MATERIAL TO PROCESS:
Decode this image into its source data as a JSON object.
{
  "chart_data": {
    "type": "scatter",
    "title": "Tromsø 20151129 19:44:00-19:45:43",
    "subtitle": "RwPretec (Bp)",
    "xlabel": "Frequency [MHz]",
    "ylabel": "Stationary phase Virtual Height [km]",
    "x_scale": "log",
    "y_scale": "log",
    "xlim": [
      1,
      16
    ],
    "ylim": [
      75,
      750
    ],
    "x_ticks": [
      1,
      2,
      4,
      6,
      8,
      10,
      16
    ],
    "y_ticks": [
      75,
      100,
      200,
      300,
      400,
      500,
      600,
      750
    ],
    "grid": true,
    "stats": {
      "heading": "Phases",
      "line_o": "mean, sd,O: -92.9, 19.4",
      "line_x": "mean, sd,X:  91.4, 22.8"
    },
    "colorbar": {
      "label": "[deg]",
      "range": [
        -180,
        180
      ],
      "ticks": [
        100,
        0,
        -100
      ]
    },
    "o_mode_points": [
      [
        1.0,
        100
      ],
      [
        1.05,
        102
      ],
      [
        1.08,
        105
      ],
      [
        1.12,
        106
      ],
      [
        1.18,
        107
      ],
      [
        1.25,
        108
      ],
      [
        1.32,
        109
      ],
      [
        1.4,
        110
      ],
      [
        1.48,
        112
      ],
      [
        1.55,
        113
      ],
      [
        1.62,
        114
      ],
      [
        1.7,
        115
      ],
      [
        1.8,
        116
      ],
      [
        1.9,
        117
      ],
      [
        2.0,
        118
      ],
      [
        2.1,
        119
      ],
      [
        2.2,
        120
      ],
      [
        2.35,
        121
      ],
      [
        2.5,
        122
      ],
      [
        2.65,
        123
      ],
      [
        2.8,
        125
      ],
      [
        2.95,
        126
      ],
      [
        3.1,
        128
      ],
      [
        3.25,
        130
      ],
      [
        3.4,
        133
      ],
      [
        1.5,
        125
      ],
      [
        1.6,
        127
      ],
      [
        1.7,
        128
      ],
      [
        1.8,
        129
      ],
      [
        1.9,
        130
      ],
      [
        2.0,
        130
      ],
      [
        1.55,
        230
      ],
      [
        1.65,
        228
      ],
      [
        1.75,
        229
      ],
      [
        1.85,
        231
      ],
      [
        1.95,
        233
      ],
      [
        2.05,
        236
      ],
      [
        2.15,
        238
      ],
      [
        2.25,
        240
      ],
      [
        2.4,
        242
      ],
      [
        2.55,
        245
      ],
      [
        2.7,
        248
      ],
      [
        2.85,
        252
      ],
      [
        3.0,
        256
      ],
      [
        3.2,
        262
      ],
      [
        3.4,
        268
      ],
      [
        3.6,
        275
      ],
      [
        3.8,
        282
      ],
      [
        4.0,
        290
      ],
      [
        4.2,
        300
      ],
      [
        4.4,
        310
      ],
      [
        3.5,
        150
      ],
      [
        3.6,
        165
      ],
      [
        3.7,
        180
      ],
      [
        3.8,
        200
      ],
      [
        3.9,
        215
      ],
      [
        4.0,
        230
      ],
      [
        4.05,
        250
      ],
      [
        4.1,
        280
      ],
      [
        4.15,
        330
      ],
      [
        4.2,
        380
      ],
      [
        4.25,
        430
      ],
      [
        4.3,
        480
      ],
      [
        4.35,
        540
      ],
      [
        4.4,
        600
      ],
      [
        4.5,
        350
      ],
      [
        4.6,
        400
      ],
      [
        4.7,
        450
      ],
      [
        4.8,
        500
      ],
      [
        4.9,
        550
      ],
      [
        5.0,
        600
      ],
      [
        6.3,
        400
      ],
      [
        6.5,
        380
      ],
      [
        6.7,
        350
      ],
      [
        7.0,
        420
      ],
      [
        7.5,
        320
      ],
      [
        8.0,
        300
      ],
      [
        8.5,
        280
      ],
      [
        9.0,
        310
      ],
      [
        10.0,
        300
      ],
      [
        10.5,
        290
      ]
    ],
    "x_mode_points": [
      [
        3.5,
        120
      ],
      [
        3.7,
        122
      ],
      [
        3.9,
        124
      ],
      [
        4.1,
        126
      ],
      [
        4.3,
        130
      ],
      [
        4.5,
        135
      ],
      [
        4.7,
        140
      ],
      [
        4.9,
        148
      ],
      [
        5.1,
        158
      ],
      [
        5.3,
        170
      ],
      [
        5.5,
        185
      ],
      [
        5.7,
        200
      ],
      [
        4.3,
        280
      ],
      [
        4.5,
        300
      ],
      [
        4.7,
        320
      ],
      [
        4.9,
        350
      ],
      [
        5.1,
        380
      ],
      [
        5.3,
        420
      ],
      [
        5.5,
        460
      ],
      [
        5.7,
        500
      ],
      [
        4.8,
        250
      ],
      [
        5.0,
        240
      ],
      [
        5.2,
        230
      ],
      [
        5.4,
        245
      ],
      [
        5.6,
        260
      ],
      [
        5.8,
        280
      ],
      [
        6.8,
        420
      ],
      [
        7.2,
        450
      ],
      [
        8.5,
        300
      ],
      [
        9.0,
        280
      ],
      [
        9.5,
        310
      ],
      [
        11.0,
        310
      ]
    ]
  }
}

DIRECTION:
Write an exact transcription of every entry above.

RESULT OF THE EXERCISE:
Decode this image into its source data as a JSON object.
{
  "chart_data": {
    "type": "scatter",
    "title": "Tromsø 20151129 19:44:00-19:45:43",
    "subtitle": "RwPretec (Bp)",
    "xlabel": "Frequency [MHz]",
    "ylabel": "Stationary phase Virtual Height [km]",
    "x_scale": "log",
    "y_scale": "log",
    "xlim": [
      1,
      16
    ],
    "ylim": [
      75,
      750
    ],
    "x_ticks": [
      1,
      2,
      4,
      6,
      8,
      10,
      16
    ],
    "y_ticks": [
      75,
      100,
      200,
      300,
      400,
      500,
      600,
      750
    ],
    "grid": true,
    "stats": {
      "heading": "Phases",
      "line_o": "mean, sd,O: -92.9, 19.4",
      "line_x": "mean, sd,X:  91.4, 22.8"
    },
    "colorbar": {
      "label": "[deg]",
      "range": [
        -180,
        180
      ],
      "ticks": [
        100,
        0,
        -100
      ]
    },
    "o_mode_points": [
      [
        1.0,
        100
      ],
      [
        1.05,
        102
      ],
      [
        1.08,
        105
      ],
      [
        1.12,
        106
      ],
      [
        1.18,
        107
      ],
      [
        1.25,
        108
      ],
      [
        1.32,
        109
      ],
      [
        1.4,
        110
      ],
      [
        1.48,
        112
      ],
      [
        1.55,
        113
      ],
      [
        1.62,
        114
      ],
      [
        1.7,
        115
      ],
      [
        1.8,
        116
      ],
      [
        1.9,
        117
      ],
      [
        2.0,
        118
      ],
      [
        2.1,
        119
      ],
      [
        2.2,
        120
      ],
      [
        2.35,
        121
      ],
      [
        2.5,
        122
      ],
      [
        2.65,
        123
      ],
      [
        2.8,
        125
      ],
      [
        2.95,
        126
      ],
      [
        3.1,
        128
      ],
      [
        3.25,
        130
      ],
      [
        3.4,
        133
      ],
      [
        1.5,
        125
      ],
      [
        1.6,
        127
      ],
      [
        1.7,
        128
      ],
      [
        1.8,
        129
      ],
      [
        1.9,
        130
      ],
      [
        2.0,
        130
      ],
      [
        1.55,
        230
      ],
      [
        1.65,
        228
      ],
      [
        1.75,
        229
      ],
      [
        1.85,
        231
      ],
      [
        1.95,
        233
      ],
      [
        2.05,
        236
      ],
      [
        2.15,
        238
      ],
      [
        2.25,
        240
      ],
      [
        2.4,
        242
      ],
      [
        2.55,
        245
      ],
      [
        2.7,
        248
      ],
      [
        2.85,
        252
      ],
      [
        3.0,
        256
      ],
      [
        3.2,
        262
      ],
      [
        3.4,
        268
      ],
      [
        3.6,
        275
      ],
      [
        3.8,
        282
      ],
      [
        4.0,
        290
      ],
      [
        4.2,
        300
      ],
      [
        4.4,
        310
      ],
      [
        3.5,
        150
      ],
      [
        3.6,
        165
      ],
      [
        3.7,
        180
      ],
      [
        3.8,
        200
      ],
      [
        3.9,
        215
      ],
      [
        4.0,
        230
      ],
      [
        4.05,
        250
      ],
      [
        4.1,
        280
      ],
      [
        4.15,
        330
      ],
      [
        4.2,
        380
      ],
      [
        4.25,
        430
      ],
      [
        4.3,
        480
      ],
      [
        4.35,
        540
      ],
      [
        4.4,
        600
      ],
      [
        4.5,
        350
      ],
      [
        4.6,
        400
      ],
      [
        4.7,
        450
      ],
      [
        4.8,
        500
      ],
      [
        4.9,
        550
      ],
      [
        5.0,
        600
      ],
      [
        6.3,
        400
      ],
      [
        6.5,
        380
      ],
      [
        6.7,
        350
      ],
      [
        7.0,
        420
      ],
      [
        7.5,
        320
      ],
      [
        8.0,
        300
      ],
      [
        8.5,
        280
      ],
      [
        9.0,
        310
      ],
      [
        10.0,
        300
      ],
      [
        10.5,
        290
      ]
    ],
    "x_mode_points": [
      [
        3.5,
        120
      ],
      [
        3.7,
        122
      ],
      [
        3.9,
        124
      ],
      [
        4.1,
        126
      ],
      [
        4.3,
        130
      ],
      [
        4.5,
        135
      ],
      [
        4.7,
        140
      ],
      [
        4.9,
        148
      ],
      [
        5.1,
        158
      ],
      [
        5.3,
        170
      ],
      [
        5.5,
        185
      ],
      [
        5.7,
        200
      ],
      [
        4.3,
        280
      ],
      [
        4.5,
        300
      ],
      [
        4.7,
        320
      ],
      [
        4.9,
        350
      ],
      [
        5.1,
        380
      ],
      [
        5.3,
        420
      ],
      [
        5.5,
        460
      ],
      [
        5.7,
        500
      ],
      [
        4.8,
        250
      ],
      [
        5.0,
        240
      ],
      [
        5.2,
        230
      ],
      [
        5.4,
        245
      ],
      [
        5.6,
        260
      ],
      [
        5.8,
        280
      ],
      [
        6.8,
        420
      ],
      [
        7.2,
        450
      ],
      [
        8.5,
        300
      ],
      [
        9.0,
        280
      ],
      [
        9.5,
        310
      ],
      [
        11.0,
        310
      ]
    ]
  }
}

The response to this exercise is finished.